» **What needs to be done**
Write out the part of the technical architecture text starting at "Some of the" and ending at "generating the query.".

» **Text section**
......
Technical Architecture:




Some of the traditional approaches involve a simple NL to SQL program developed in order to only address the final problem statement of achieving the generated SQL query in an accurate way. However, the other components of latency as well as token usage might need additional optimization. To address the other two key points, we have considered a two layer approach.


The first layer – “TABLE IDENTIFICATION” aims to identify the table names that most probably will be required. This approach is mainly to identify essential table names which would be needed for querying the database. For this, we consider the user’s natural language as input along with the prompt. The prompt template will consist of only the metadata (description of the table and its contents). This gives the LLM enough context to understand what are the right tables to be used for generating the query.

The second layer – “SQL GENERATION” consists of the predicted table names as the input and processed into the LLM along with the context and column metadata of the filtered tables only. The generated query can be validated against a TestDB with some mock data for correctness of the query. In case, the query result was successfully fetched, it can be viewed as output for the user. Else, a failed SQL query will be sent back to Layer 1 as a feedback loop and repeat the steps again to produce the results until the TestDB is able to execute the SQL query both in terms of syntax and correctness of the output.
......
(Document layout analysis lines)
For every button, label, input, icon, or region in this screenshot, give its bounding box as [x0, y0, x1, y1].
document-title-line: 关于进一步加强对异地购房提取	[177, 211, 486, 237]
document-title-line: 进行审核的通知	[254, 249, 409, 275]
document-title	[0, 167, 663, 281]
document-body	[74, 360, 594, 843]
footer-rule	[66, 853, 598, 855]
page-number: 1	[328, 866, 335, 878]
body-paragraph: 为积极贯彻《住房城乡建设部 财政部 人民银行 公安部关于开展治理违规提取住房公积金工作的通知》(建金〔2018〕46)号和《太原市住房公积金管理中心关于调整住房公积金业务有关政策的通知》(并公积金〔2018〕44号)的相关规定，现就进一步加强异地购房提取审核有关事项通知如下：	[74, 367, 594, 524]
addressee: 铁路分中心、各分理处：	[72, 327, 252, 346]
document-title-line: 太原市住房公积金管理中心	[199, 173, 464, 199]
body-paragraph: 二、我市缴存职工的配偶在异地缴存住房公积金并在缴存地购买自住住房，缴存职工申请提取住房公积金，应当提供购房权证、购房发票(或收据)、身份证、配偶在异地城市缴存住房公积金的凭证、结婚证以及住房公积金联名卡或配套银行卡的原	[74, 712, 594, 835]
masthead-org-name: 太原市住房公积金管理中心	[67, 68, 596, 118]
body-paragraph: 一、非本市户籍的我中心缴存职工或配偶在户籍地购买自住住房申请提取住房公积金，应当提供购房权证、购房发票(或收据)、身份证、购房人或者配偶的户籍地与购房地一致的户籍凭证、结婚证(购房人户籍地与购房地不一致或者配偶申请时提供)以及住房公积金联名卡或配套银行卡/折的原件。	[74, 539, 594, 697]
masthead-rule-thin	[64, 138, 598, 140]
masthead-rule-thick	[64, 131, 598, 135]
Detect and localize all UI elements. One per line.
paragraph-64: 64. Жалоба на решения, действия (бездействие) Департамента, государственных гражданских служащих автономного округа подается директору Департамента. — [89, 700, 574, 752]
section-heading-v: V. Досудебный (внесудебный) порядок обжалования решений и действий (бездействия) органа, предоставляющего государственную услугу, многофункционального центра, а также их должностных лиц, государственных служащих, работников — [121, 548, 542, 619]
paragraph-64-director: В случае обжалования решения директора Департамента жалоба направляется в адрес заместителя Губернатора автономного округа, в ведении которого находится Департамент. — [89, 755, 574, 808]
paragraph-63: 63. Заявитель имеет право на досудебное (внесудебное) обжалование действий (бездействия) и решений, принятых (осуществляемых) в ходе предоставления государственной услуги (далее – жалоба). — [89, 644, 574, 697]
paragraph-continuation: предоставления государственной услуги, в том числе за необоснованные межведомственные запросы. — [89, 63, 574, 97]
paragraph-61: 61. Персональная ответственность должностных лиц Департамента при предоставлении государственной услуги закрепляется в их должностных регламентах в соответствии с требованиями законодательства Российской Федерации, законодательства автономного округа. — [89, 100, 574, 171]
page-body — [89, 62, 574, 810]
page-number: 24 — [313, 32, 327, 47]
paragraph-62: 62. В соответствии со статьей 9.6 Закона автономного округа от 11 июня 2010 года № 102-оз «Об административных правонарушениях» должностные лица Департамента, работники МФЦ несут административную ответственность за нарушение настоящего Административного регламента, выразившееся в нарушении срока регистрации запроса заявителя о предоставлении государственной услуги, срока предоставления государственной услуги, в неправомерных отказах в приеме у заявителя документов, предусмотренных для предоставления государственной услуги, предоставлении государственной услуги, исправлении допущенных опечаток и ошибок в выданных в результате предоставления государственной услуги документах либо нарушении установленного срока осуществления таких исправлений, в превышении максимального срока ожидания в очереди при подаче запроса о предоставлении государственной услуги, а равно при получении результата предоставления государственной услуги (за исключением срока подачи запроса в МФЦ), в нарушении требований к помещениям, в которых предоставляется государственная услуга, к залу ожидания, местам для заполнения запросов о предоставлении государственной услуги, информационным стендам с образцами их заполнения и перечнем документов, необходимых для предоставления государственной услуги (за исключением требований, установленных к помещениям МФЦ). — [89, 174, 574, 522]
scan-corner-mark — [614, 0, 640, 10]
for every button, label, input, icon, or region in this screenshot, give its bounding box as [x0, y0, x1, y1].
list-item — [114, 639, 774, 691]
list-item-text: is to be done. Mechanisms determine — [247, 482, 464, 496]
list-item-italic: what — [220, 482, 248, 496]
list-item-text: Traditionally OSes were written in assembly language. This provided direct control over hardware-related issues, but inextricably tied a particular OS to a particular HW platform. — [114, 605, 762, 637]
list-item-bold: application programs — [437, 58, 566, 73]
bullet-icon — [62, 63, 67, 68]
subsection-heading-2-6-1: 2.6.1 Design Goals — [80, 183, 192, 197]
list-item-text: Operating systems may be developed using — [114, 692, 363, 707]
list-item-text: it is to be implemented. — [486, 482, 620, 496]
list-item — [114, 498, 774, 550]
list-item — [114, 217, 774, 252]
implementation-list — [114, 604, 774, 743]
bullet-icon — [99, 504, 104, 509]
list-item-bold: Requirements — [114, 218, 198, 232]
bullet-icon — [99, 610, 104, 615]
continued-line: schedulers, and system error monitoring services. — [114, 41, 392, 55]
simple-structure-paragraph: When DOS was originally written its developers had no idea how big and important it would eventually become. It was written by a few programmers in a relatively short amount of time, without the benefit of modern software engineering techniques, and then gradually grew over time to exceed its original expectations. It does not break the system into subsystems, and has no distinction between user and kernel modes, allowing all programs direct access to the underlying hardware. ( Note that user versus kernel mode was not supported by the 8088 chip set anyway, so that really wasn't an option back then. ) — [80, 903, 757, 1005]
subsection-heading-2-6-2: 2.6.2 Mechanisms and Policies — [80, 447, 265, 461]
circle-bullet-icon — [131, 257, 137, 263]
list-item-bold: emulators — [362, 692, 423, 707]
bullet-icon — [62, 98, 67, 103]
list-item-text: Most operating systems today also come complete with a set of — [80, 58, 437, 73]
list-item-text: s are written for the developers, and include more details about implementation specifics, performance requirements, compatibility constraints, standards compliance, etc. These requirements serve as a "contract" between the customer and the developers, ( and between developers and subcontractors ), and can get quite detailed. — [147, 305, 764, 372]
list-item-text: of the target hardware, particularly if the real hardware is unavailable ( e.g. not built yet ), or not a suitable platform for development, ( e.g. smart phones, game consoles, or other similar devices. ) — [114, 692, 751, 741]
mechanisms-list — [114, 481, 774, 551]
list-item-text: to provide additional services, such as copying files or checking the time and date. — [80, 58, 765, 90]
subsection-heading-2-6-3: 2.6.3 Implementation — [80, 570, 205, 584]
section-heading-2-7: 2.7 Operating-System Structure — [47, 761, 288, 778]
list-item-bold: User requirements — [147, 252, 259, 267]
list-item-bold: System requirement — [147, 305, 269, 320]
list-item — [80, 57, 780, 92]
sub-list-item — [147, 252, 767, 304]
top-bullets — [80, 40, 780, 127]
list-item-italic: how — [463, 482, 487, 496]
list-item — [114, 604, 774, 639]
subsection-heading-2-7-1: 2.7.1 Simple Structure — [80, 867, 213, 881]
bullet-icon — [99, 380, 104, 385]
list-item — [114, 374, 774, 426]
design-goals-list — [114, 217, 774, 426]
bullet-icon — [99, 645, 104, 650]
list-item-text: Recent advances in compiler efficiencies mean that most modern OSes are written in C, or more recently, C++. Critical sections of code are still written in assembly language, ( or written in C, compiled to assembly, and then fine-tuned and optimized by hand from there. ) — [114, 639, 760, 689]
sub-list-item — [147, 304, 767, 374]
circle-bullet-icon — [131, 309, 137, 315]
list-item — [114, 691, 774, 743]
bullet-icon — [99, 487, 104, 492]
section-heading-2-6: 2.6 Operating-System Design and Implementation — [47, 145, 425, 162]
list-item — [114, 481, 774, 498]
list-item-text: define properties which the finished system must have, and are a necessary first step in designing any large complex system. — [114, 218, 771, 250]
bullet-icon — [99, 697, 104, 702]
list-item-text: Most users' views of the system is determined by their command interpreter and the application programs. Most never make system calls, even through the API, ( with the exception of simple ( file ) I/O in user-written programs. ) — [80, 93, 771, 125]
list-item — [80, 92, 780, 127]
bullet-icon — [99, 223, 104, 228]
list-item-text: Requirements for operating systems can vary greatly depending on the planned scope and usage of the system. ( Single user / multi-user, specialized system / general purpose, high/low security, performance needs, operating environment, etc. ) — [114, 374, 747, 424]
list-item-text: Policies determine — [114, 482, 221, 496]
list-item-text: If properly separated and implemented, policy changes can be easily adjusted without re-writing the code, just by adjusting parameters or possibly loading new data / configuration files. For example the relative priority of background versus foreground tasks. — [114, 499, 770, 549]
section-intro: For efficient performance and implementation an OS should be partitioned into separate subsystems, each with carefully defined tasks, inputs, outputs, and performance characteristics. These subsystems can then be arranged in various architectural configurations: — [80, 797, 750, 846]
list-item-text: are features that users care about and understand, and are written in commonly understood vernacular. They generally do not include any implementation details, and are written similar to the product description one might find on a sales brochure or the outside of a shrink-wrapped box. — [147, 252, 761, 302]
......
» **Completed task**
Some of the traditional approaches involve a simple NL to SQL program developed in order to only address the final problem statement of achieving the generated SQL query in an accurate way. However, the other components of latency as well as token usage might need additional optimization. To address the other two key points, we have considered a two layer approach.


The first layer – “TABLE IDENTIFICATION” aims to identify the table names that most probably will be required. This approach is mainly to identify essential table names which would be needed for querying the database. For this, we consider the user’s natural language as input along with the prompt. The prompt template will consist of only the metadata (description of the table and its contents). This gives the LLM enough context to understand what are the right tables to be used for generating the query.